**JOB:** Set the listing down unchanged, minus every embedded image.

**MATERIAL SUPPLIED:**
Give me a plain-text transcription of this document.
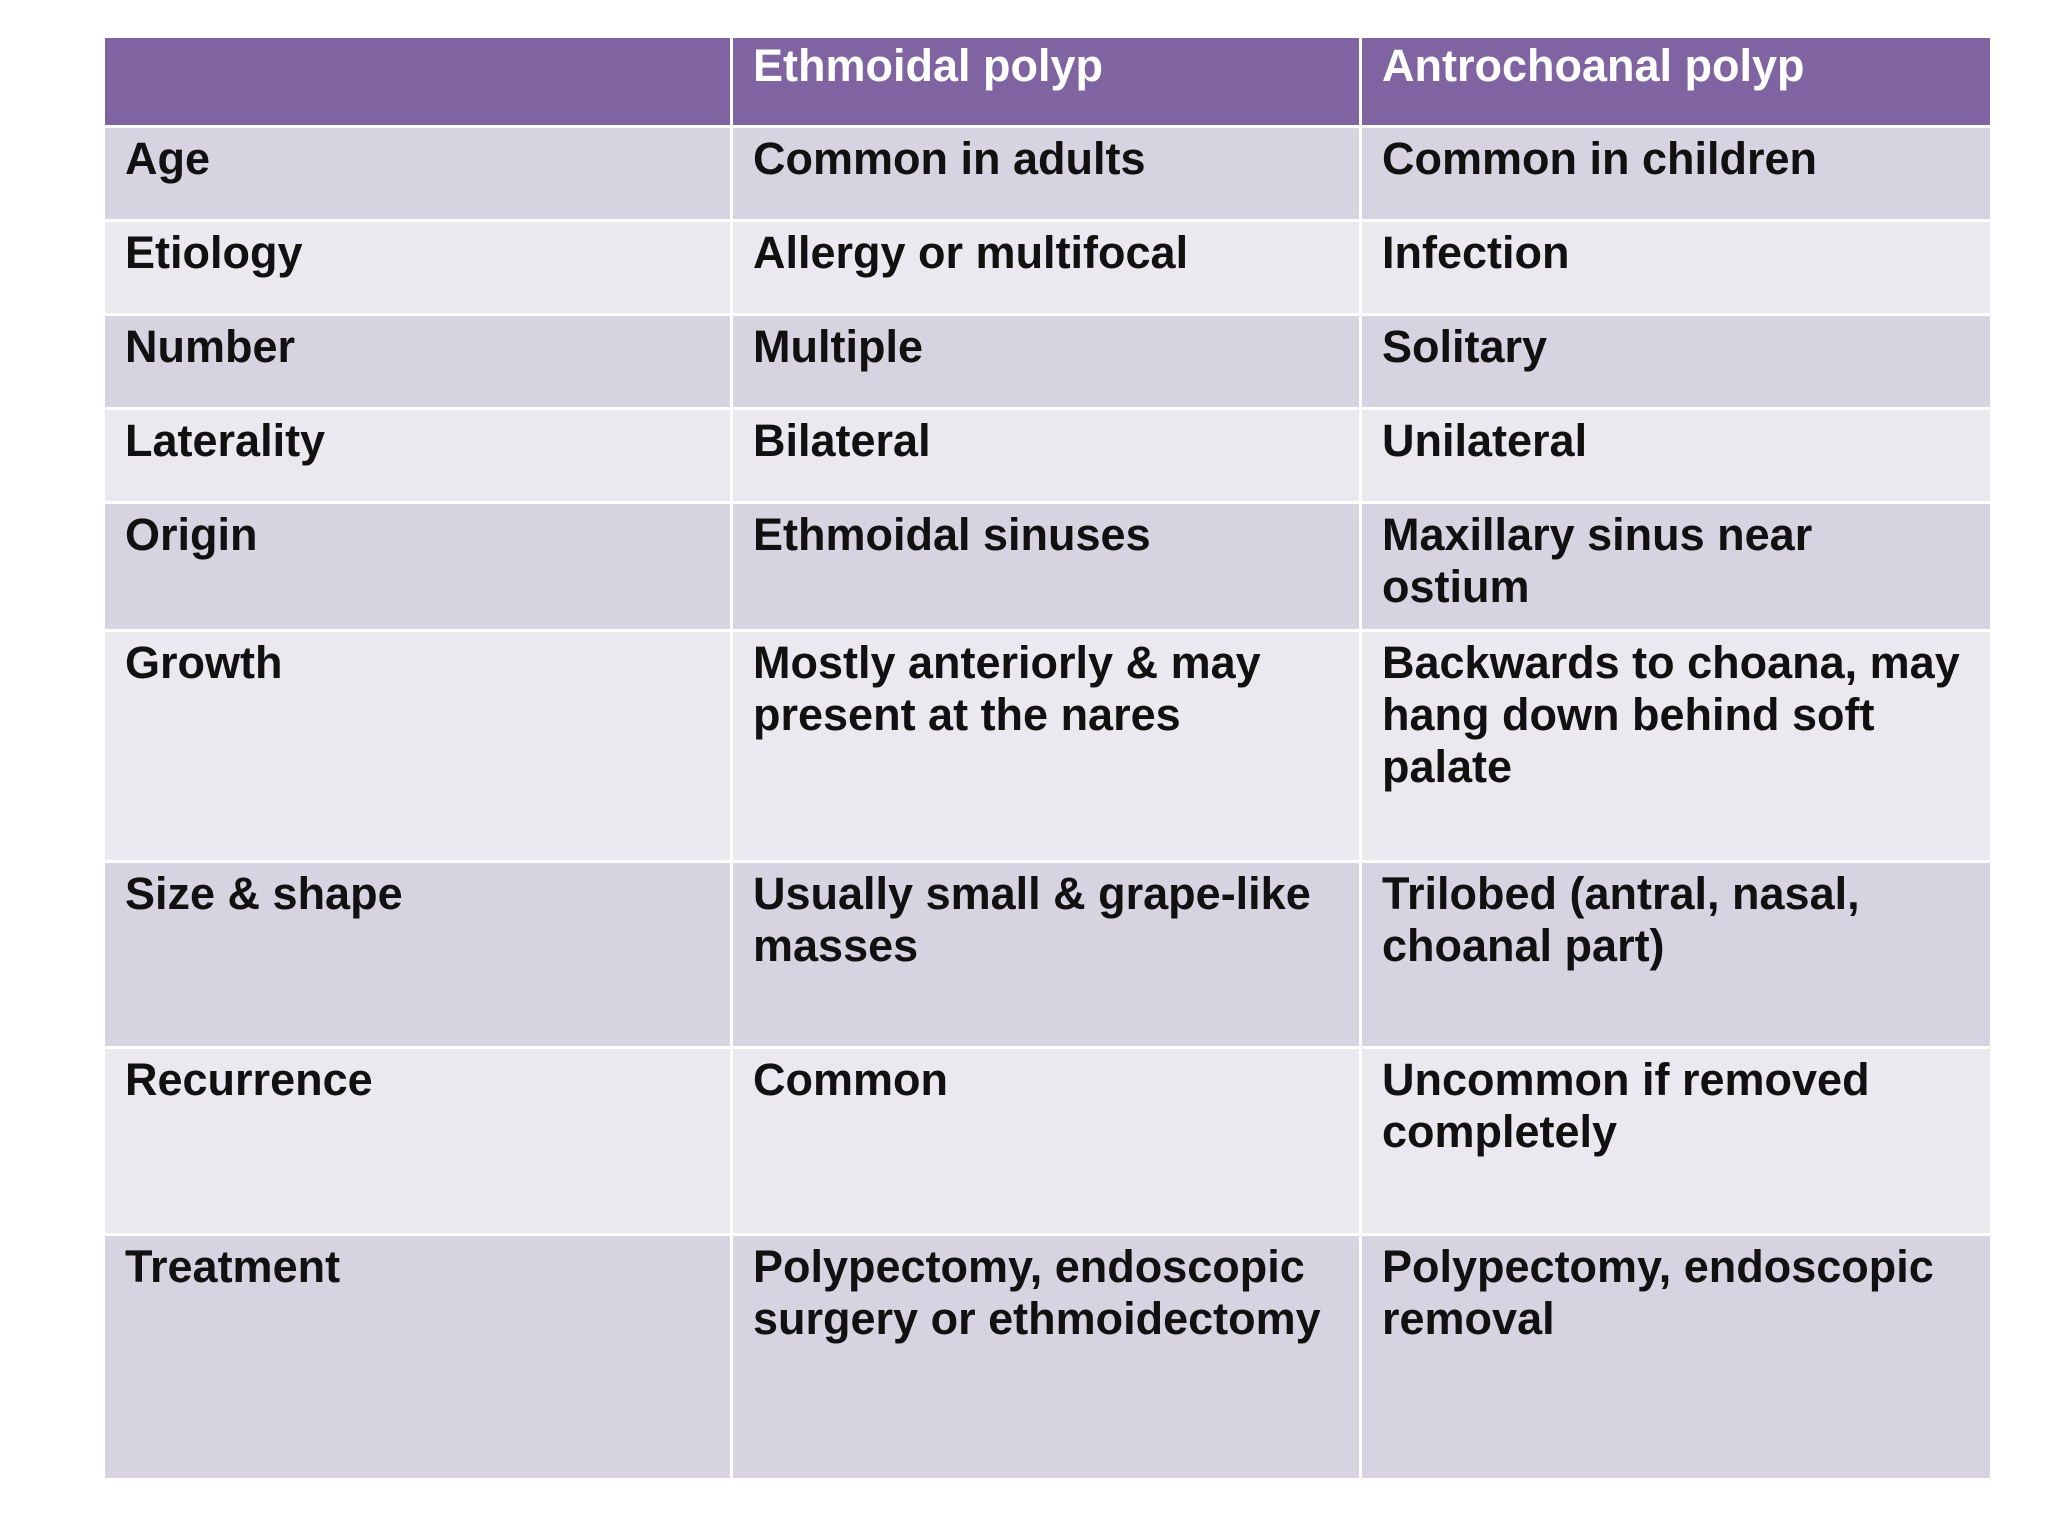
	Ethmoidal polyp	Antrochoanal polyp
Age	Common in adults	Common in children
Etiology	Allergy or multifocal	Infection
Number	Multiple	Solitary
Laterality	Bilateral	Unilateral
Origin	Ethmoidal sinuses	Maxillary sinus near ostium
Growth	Mostly anteriorly & may present at the nares	Backwards to choana, may hang down behind soft palate
Size & shape	Usually small & grape-like masses	Trilobed (antral, nasal, choanal part)
Recurrence	Common	Uncommon if removed completely
Treatment	Polypectomy, endoscopic surgery or ethmoidectomy	Polypectomy, endoscopic removal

**THE RESULT:**
Give me a plain-text transcription of this document.
	Ethmoidal polyp	Antrochoanal polyp
Age	Common in adults	Common in children
Etiology	Allergy or multifocal	Infection
Number	Multiple	Solitary
Laterality	Bilateral	Unilateral
Origin	Ethmoidal sinuses	Maxillary sinus near ostium
Growth	Mostly anteriorly & may present at the nares	Backwards to choana, may hang down behind soft palate
Size & shape	Usually small & grape-like masses	Trilobed (antral, nasal, choanal part)
Recurrence	Common	Uncommon if removed completely
Treatment	Polypectomy, endoscopic surgery or ethmoidectomy	Polypectomy, endoscopic removal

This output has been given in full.